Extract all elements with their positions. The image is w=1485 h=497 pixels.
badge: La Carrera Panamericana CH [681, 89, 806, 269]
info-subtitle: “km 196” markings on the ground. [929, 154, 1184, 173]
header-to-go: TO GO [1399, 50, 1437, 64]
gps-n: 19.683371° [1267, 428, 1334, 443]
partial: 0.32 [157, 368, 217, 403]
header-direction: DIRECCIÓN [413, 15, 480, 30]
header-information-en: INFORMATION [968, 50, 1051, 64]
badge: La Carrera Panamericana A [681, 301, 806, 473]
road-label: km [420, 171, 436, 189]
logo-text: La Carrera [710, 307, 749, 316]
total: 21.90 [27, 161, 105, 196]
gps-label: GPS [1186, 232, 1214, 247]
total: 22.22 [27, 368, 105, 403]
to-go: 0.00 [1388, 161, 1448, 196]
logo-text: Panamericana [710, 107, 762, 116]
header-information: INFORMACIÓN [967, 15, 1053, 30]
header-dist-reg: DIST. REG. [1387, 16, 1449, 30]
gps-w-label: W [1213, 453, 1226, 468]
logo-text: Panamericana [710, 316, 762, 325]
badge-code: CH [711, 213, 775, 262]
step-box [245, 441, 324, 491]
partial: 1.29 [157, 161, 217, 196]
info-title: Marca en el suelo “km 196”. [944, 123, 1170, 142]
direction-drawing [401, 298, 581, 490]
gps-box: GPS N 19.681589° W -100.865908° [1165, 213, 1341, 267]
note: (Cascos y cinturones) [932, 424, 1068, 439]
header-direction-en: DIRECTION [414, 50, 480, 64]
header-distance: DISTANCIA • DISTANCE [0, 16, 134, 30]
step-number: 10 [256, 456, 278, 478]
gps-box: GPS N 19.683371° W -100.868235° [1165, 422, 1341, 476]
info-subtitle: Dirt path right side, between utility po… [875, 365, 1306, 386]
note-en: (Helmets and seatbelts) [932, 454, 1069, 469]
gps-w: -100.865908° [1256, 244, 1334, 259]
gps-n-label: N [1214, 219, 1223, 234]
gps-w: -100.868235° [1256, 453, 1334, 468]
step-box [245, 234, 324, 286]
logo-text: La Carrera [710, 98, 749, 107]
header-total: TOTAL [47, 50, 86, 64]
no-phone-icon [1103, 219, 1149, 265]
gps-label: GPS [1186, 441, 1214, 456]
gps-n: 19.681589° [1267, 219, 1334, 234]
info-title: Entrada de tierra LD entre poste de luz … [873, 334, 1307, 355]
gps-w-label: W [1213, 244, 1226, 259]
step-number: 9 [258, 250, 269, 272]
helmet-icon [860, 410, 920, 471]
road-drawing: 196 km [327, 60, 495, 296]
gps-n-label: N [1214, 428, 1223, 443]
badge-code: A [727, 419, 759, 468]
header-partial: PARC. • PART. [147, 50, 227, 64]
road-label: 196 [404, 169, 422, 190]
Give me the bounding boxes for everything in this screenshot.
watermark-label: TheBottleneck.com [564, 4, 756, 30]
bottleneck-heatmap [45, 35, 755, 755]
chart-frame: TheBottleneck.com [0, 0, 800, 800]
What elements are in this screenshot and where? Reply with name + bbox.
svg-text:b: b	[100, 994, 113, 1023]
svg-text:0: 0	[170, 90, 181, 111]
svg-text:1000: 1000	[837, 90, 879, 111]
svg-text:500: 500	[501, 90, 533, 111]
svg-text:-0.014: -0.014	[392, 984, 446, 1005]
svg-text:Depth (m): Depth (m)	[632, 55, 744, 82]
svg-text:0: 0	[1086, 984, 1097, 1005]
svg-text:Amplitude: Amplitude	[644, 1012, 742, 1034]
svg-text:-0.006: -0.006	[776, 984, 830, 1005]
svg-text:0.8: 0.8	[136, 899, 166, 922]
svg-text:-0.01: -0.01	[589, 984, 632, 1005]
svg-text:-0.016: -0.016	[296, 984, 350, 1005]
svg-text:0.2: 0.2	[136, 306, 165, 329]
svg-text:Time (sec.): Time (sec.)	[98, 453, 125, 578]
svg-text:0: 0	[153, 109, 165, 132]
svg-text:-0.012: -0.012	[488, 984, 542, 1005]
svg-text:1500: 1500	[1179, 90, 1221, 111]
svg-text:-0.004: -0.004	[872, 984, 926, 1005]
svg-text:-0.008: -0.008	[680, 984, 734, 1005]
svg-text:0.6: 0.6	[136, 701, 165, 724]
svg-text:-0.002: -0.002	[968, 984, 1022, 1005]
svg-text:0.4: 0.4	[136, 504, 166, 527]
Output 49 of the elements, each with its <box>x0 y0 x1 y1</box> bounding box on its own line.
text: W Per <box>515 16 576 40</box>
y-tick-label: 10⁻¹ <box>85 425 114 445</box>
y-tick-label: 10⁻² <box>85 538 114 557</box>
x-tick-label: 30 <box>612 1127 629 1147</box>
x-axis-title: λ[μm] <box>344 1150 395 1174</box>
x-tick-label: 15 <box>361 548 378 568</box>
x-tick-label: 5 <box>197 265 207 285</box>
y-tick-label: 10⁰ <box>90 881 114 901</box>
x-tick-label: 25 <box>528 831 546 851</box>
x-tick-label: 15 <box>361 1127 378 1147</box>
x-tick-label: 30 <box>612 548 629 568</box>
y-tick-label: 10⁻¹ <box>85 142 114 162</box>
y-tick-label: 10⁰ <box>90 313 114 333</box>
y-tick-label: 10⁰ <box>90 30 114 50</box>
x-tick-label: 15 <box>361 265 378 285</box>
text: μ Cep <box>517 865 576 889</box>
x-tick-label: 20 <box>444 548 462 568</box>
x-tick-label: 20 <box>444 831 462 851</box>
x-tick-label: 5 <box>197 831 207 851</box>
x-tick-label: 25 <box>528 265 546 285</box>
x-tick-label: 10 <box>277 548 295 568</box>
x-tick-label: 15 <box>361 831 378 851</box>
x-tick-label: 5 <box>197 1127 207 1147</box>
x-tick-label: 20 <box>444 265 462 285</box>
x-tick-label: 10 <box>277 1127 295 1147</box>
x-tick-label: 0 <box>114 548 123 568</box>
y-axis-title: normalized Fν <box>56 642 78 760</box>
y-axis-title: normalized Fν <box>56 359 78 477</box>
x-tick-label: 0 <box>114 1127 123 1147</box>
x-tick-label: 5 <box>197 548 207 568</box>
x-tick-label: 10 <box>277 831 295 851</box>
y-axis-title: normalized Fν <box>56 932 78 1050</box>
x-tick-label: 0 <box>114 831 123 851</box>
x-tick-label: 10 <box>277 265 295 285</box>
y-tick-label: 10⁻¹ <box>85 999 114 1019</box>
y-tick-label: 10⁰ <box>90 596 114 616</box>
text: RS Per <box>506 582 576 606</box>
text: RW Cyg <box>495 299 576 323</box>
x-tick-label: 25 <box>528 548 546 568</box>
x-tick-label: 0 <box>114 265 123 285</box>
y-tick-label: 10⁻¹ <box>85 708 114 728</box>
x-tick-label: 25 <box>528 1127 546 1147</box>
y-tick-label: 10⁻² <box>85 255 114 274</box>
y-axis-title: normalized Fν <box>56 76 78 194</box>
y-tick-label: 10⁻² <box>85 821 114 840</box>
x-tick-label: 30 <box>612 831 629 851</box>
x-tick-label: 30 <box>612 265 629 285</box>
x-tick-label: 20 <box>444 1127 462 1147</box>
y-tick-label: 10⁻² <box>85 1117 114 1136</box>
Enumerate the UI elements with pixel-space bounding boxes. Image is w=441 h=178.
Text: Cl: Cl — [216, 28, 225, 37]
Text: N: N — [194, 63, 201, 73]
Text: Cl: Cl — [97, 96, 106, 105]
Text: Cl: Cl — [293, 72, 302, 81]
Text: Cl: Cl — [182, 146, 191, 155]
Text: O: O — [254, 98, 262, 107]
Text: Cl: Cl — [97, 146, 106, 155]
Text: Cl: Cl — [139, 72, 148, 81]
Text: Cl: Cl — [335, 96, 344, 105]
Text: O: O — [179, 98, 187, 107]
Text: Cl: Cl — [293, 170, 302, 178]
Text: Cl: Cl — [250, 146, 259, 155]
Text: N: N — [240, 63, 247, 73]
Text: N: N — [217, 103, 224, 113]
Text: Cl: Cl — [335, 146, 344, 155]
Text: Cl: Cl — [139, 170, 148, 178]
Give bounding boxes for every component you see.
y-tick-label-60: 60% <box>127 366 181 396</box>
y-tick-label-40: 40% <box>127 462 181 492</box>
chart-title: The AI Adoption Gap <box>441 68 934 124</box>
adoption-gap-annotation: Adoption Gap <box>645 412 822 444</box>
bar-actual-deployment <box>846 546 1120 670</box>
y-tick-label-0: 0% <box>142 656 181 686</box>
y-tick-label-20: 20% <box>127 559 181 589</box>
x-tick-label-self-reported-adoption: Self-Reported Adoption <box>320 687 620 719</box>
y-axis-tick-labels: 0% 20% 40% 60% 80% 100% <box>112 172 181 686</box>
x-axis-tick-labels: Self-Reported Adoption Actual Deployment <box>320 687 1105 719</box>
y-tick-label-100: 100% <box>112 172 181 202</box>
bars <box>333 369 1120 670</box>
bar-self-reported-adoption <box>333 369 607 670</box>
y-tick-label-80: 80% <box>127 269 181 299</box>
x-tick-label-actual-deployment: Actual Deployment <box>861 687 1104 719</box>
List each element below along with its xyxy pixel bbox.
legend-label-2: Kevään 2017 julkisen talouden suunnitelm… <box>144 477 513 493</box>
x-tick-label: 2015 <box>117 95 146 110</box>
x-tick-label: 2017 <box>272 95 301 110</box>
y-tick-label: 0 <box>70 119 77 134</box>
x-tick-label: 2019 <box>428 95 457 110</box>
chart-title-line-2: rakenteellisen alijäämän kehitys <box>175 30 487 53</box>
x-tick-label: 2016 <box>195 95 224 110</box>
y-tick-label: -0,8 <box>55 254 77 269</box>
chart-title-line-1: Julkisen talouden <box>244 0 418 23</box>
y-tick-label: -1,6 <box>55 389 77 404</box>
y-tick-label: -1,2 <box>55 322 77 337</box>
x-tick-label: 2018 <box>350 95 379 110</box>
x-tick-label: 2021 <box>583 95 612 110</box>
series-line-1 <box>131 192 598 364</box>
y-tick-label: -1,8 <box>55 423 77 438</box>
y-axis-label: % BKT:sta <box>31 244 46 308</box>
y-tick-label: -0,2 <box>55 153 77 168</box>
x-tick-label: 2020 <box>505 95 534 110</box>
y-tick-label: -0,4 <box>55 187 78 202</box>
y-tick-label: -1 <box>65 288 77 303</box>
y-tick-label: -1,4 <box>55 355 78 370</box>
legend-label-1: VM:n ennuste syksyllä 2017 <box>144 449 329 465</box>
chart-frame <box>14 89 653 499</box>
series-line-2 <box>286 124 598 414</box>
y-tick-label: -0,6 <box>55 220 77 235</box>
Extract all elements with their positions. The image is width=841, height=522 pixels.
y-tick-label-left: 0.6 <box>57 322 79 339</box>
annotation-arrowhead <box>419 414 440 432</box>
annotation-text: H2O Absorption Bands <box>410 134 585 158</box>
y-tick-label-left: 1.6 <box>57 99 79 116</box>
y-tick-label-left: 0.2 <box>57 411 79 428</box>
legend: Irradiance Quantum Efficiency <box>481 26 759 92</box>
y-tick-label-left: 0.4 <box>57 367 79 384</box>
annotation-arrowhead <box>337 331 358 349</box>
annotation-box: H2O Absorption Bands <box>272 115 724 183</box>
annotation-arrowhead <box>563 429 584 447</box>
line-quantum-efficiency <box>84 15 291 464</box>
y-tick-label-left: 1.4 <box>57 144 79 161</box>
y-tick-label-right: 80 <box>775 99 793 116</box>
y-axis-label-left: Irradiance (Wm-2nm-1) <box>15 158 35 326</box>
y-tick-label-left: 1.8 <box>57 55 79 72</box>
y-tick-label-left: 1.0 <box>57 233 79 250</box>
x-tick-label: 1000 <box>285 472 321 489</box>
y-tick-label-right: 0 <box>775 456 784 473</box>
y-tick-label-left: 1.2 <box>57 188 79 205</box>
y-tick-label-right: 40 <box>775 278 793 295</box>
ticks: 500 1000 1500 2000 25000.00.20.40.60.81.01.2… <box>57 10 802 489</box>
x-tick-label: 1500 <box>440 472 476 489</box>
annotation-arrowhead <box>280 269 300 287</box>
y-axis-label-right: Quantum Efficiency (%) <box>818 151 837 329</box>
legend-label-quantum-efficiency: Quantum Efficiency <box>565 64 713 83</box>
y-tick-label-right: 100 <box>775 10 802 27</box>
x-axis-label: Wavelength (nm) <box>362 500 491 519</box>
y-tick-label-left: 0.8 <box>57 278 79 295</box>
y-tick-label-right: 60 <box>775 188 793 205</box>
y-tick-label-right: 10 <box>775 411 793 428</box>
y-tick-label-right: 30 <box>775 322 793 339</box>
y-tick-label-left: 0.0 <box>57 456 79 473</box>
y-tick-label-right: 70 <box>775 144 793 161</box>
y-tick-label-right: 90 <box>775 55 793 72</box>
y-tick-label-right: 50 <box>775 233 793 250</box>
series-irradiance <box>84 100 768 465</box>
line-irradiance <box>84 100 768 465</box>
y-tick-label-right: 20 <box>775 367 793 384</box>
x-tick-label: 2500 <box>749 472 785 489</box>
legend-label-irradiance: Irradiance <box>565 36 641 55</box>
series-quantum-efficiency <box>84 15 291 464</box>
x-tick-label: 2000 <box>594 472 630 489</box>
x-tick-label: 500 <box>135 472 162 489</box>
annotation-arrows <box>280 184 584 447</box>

| Stated exercise |
Copy the records word for word, from the very first line up to and including the line with "gps-label: GPS [1186, 232, 1214, 247]".

| Expected output |
Extract all elements with their positions. The image is w=1485 h=497 pixels.
badge: La Carrera Panamericana CH [681, 89, 806, 269]
info-subtitle: “km 196” markings on the ground. [929, 154, 1184, 173]
header-to-go: TO GO [1399, 50, 1437, 64]
gps-n: 19.683371° [1267, 428, 1334, 443]
partial: 0.32 [157, 368, 217, 403]
header-direction: DIRECCIÓN [413, 15, 480, 30]
header-information-en: INFORMATION [968, 50, 1051, 64]
badge: La Carrera Panamericana A [681, 301, 806, 473]
road-label: km [420, 171, 436, 189]
logo-text: La Carrera [710, 307, 749, 316]
total: 21.90 [27, 161, 105, 196]
gps-label: GPS [1186, 232, 1214, 247]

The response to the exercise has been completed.